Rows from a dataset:
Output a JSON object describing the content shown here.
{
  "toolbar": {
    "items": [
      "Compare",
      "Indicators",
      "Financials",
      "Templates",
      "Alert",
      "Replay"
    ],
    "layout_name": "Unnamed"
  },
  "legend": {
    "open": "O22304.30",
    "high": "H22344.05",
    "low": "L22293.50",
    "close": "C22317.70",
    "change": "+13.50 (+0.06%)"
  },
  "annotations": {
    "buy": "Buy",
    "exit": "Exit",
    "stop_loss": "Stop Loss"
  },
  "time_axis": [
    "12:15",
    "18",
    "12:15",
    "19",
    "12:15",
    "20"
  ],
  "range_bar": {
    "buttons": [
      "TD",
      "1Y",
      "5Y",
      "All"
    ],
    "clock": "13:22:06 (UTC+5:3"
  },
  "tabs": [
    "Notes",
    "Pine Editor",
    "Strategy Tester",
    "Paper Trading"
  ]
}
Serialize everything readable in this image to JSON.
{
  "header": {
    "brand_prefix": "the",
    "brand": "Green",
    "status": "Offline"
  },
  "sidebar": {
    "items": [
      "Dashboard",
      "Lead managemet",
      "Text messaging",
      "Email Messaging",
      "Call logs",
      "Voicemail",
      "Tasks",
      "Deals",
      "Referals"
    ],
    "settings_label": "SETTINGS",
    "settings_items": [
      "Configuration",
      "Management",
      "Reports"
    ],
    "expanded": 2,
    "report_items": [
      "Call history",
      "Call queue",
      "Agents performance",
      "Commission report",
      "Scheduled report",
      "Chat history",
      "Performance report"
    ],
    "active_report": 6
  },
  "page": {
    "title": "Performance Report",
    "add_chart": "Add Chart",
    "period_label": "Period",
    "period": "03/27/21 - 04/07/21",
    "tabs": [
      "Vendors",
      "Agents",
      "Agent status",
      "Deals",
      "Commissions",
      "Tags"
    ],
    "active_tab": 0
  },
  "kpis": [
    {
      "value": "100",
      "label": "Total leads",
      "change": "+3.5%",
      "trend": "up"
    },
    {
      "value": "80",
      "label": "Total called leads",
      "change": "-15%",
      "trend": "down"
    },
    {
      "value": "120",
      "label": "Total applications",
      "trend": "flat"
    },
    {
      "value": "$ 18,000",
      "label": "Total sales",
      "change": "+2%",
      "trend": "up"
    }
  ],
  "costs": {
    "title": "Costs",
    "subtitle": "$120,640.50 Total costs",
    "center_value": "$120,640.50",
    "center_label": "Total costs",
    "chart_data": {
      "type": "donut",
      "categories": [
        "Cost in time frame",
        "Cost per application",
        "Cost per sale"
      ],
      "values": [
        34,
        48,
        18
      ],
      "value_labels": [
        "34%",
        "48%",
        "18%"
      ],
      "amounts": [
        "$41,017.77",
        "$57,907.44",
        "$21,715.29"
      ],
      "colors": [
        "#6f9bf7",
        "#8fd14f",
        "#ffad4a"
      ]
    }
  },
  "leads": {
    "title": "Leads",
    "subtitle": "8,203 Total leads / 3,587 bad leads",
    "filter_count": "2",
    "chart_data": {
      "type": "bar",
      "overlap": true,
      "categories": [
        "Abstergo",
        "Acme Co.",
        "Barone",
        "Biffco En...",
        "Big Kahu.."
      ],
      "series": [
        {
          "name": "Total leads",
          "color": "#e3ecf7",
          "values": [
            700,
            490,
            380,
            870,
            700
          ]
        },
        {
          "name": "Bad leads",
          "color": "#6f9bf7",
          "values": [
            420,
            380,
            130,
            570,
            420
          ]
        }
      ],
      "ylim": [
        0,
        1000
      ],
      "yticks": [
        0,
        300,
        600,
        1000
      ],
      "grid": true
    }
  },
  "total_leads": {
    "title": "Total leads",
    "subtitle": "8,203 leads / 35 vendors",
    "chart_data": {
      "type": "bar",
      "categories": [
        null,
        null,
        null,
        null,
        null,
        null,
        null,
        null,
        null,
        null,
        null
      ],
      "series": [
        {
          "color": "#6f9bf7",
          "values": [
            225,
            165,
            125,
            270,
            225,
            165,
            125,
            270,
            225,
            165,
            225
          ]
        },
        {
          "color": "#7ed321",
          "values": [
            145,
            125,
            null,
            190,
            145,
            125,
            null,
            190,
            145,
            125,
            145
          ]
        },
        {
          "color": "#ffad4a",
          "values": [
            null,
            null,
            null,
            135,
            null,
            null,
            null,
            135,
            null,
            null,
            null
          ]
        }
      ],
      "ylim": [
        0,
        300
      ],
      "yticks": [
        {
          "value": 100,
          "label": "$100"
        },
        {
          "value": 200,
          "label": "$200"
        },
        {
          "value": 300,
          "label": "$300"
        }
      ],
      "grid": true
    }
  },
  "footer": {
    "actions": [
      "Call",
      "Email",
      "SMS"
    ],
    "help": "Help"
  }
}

**Work to be completed:** Identify every line above with the string "subtitle" in it. Copy those lines.

**Exercise result:**
    "subtitle": "$120,640.50 Total costs",
    "subtitle": "8,203 Total leads / 3,587 bad leads",
    "subtitle": "8,203 leads / 35 vendors",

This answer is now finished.